Extract to read:
>>

Is the Thai government really abiding by ‘international standards?’

The unprecedented waves of protests over the past few months have rocked Thailand’s national consciousness. The protesters’ demands to “Resign, Rewrite, Reform” – for Prayut to resign; for the constitution to be rewritten; and for the monarchy to be reformed – left the government with the difficult choice of weighing how to respond. 

The latest in the series of escalations occurred just last week on November 17 outside Parliament, when the Royal Thai Police used water cannons laced with chemical irritants against the People’s Movement demonstrators in quick retaliation against smoke bombs.

Local and international media reported at least 55 injured, six from gunshot wounds. The next day, the “Royal Thai Police” sign outside of national police headquarters was drenched with paint in response to police use of force and in protest against Parliament’s rejection of iLaw’s constitutional reform proposal.

Police, to their credit, did not intervene.

However, on November 19, Prayut stated that the protests have gone too far and the state will enforce all laws stringently against protesters. This includes the lese majeste law, which His Majesty the King had previously requested the government not to use. 

Interestingly enough, in the same statement, Prayut affirmed that the government will press charges against protesters in national judicial proceedings, which are in accordance with international standards. 

With mounting controversy over police tactics, it seems increasingly doubtful that this standard is being followed.

Stephane Dujarric, a spokeswoman for the United Nations Secretary-General stated on November 18 that it is “disturbing to see the repeated use of less-lethal […] weapons against peaceful protesters” in Thailand.

<<

Stated goal 1: For each statement, decide whether the article on the Thai protests supports it. Answer yes or no, and quote the words that settle it. (a) Police stepped in when the sign at national police headquarters was drenched with paint. (b) The water cannons used on November 17 were laced with chemical irritants. (c) On November 19, Prayut said the state would go easy on enforcing laws against protesters.
Stated goal 2: Using the article on the Thai protests, list every part of the protesters' three-word demand, and say what the article says each word calls for.
Stated goal 3: Pick up the article on the Thai protests after its final sentence and carry it on.
The listing comes from a separate source and has no connection to the article on the Thai protests.

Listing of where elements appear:
>>

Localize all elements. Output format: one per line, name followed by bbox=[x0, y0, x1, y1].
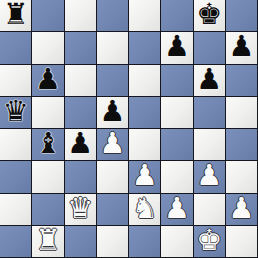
square-g5[interactable] bbox=[194, 97, 226, 129]
square-c8[interactable] bbox=[65, 0, 97, 32]
square-a7[interactable] bbox=[0, 32, 32, 64]
square-b1[interactable]: ♜ bbox=[32, 226, 64, 258]
square-d6[interactable] bbox=[97, 65, 129, 97]
square-b6[interactable]: ♟ bbox=[32, 65, 64, 97]
square-h2[interactable]: ♟ bbox=[226, 194, 258, 226]
square-e1[interactable] bbox=[129, 226, 161, 258]
square-c6[interactable] bbox=[65, 65, 97, 97]
square-h8[interactable] bbox=[226, 0, 258, 32]
black-queen-piece: ♛ bbox=[3, 97, 29, 126]
square-a4[interactable] bbox=[0, 129, 32, 161]
square-d1[interactable] bbox=[97, 226, 129, 258]
square-f3[interactable] bbox=[161, 161, 193, 193]
square-h4[interactable] bbox=[226, 129, 258, 161]
square-b3[interactable] bbox=[32, 161, 64, 193]
square-h7[interactable]: ♟ bbox=[226, 32, 258, 64]
square-d2[interactable] bbox=[97, 194, 129, 226]
square-a8[interactable]: ♜ bbox=[0, 0, 32, 32]
square-e2[interactable]: ♞ bbox=[129, 194, 161, 226]
square-d7[interactable] bbox=[97, 32, 129, 64]
black-rook-piece: ♜ bbox=[3, 0, 29, 29]
square-e7[interactable] bbox=[129, 32, 161, 64]
black-bishop-piece: ♝ bbox=[35, 129, 61, 158]
square-f8[interactable] bbox=[161, 0, 193, 32]
square-e6[interactable] bbox=[129, 65, 161, 97]
square-b4[interactable]: ♝ bbox=[32, 129, 64, 161]
square-b8[interactable] bbox=[32, 0, 64, 32]
square-f4[interactable] bbox=[161, 129, 193, 161]
square-d5[interactable]: ♟ bbox=[97, 97, 129, 129]
square-a3[interactable] bbox=[0, 161, 32, 193]
square-g4[interactable] bbox=[194, 129, 226, 161]
square-a5[interactable]: ♛ bbox=[0, 97, 32, 129]
square-b2[interactable] bbox=[32, 194, 64, 226]
square-a1[interactable] bbox=[0, 226, 32, 258]
white-pawn-piece: ♟ bbox=[132, 161, 158, 190]
white-knight-piece: ♞ bbox=[132, 194, 158, 223]
square-d8[interactable] bbox=[97, 0, 129, 32]
square-e3[interactable]: ♟ bbox=[129, 161, 161, 193]
white-rook-piece: ♜ bbox=[35, 226, 61, 255]
square-e8[interactable] bbox=[129, 0, 161, 32]
square-f5[interactable] bbox=[161, 97, 193, 129]
black-pawn-piece: ♟ bbox=[67, 129, 93, 158]
square-c2[interactable]: ♛ bbox=[65, 194, 97, 226]
square-f1[interactable] bbox=[161, 226, 193, 258]
square-g6[interactable]: ♟ bbox=[194, 65, 226, 97]
black-king-piece: ♚ bbox=[196, 0, 222, 29]
square-c5[interactable] bbox=[65, 97, 97, 129]
white-king-piece: ♚ bbox=[196, 226, 222, 255]
white-pawn-piece: ♟ bbox=[196, 161, 222, 190]
square-g1[interactable]: ♚ bbox=[194, 226, 226, 258]
square-c1[interactable] bbox=[65, 226, 97, 258]
square-f7[interactable]: ♟ bbox=[161, 32, 193, 64]
square-b5[interactable] bbox=[32, 97, 64, 129]
square-h1[interactable] bbox=[226, 226, 258, 258]
white-pawn-piece: ♟ bbox=[99, 129, 125, 158]
square-a2[interactable] bbox=[0, 194, 32, 226]
white-pawn-piece: ♟ bbox=[228, 194, 254, 223]
square-c4[interactable]: ♟ bbox=[65, 129, 97, 161]
black-pawn-piece: ♟ bbox=[228, 32, 254, 61]
square-e4[interactable] bbox=[129, 129, 161, 161]
black-pawn-piece: ♟ bbox=[99, 97, 125, 126]
square-d4[interactable]: ♟ bbox=[97, 129, 129, 161]
square-f6[interactable] bbox=[161, 65, 193, 97]
black-pawn-piece: ♟ bbox=[35, 65, 61, 94]
white-pawn-piece: ♟ bbox=[164, 194, 190, 223]
square-e5[interactable] bbox=[129, 97, 161, 129]
square-h5[interactable] bbox=[226, 97, 258, 129]
square-g7[interactable] bbox=[194, 32, 226, 64]
square-g2[interactable] bbox=[194, 194, 226, 226]
square-c3[interactable] bbox=[65, 161, 97, 193]
square-g8[interactable]: ♚ bbox=[194, 0, 226, 32]
square-a6[interactable] bbox=[0, 65, 32, 97]
white-queen-piece: ♛ bbox=[67, 194, 93, 223]
square-d3[interactable] bbox=[97, 161, 129, 193]
black-pawn-piece: ♟ bbox=[196, 65, 222, 94]
square-g3[interactable]: ♟ bbox=[194, 161, 226, 193]
square-f2[interactable]: ♟ bbox=[161, 194, 193, 226]
black-pawn-piece: ♟ bbox=[164, 32, 190, 61]
square-h3[interactable] bbox=[226, 161, 258, 193]
square-h6[interactable] bbox=[226, 65, 258, 97]
square-b7[interactable] bbox=[32, 32, 64, 64]
chess-board: ♜♚♟♟♟♟♛♟♝♟♟♟♟♛♞♟♟♜♚ bbox=[0, 0, 258, 258]
square-c7[interactable] bbox=[65, 32, 97, 64]
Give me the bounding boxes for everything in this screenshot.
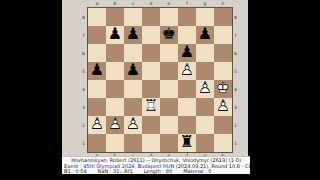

<<

Task response 1:
(a) No: "Police, to their credit, did not intervene."
(b) Yes: "water cannons laced with chemical irritants"
(c) No: "the state will enforce all laws stringently against protesters"

Task response 2:
Resign: for Prayut to resign
Rewrite: for the constitution to be rewritten
Reform: for the monarchy to be reformed

Task response 3:
She reminded the Thai Government to refrain from the use of force against the people who were exercising their fundamental right to peaceful protest. Despite this, the government maintained that, contrary to concerns voiced by United Nations human rights experts, its actions are in accordance with international law.

A run down of police actions and its applicable international standards, then, may be helpful. 

While not explicitly covered in Prayut’s statement, “international standards” refer to Thailand’s obligations under international human rights law. Thailand has the obligation to respect and protect against human rights abuses in its jurisdiction. This is found in customary law as well as treaties in which Thailand is a party to: the 1948 Universal Declaration of Human Rights and the International Covenant on Civil and Political Rights. These rights include the right to freedom of opinion and expression (Article 19 UNDHR and ICCPR) and right to peaceful assembly (Article 21 ICCPR).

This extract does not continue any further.